Track down the lines that contain "category" and copy them.

>> START

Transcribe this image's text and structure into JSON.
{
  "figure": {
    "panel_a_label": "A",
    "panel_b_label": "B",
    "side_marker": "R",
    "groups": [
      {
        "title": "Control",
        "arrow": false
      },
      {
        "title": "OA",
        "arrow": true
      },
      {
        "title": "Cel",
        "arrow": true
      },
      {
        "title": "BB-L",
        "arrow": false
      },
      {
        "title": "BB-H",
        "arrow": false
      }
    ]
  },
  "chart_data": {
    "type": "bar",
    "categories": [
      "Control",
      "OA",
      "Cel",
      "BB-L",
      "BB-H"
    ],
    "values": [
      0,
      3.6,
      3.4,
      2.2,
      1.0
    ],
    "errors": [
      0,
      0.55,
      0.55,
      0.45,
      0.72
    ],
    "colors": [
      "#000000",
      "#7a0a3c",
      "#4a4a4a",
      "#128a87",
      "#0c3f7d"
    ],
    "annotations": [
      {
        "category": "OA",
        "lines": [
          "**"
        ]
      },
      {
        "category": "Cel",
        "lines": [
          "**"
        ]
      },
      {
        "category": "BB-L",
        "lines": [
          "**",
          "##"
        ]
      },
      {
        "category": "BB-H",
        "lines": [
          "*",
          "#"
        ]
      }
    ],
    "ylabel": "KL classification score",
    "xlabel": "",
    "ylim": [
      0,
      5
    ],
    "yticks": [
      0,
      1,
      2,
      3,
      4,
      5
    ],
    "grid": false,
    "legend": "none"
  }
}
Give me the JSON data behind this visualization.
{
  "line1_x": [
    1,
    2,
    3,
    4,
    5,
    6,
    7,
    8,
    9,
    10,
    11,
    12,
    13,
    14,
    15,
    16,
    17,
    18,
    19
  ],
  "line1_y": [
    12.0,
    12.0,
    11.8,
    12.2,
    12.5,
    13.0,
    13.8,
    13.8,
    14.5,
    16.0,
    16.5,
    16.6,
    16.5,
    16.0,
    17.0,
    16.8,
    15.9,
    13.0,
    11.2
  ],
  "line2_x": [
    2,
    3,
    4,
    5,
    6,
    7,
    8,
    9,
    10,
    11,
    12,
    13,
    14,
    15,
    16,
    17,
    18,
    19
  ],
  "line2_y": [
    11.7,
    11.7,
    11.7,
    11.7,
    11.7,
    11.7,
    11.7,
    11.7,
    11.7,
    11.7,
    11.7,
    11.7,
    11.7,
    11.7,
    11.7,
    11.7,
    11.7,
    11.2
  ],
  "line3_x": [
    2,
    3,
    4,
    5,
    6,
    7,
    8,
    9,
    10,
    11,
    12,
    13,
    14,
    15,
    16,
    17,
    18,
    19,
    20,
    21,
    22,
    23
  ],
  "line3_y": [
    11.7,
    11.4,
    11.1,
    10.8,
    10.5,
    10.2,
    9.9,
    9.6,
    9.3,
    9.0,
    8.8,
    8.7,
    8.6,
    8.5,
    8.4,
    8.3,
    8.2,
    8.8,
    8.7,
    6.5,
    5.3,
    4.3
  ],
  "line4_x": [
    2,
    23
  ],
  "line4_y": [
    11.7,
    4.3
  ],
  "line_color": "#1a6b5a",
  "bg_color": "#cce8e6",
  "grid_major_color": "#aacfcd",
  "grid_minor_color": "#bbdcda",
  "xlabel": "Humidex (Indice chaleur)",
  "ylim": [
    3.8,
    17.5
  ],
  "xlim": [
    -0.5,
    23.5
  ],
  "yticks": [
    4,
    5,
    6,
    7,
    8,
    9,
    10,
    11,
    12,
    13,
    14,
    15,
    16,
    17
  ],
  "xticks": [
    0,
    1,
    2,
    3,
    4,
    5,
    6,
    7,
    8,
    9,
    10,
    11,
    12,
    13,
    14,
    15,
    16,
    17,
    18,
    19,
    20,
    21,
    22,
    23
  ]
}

>> END

== Result of the task ==
        "category": "OA",
        "category": "Cel",
        "category": "BB-L",
        "category": "BB-H",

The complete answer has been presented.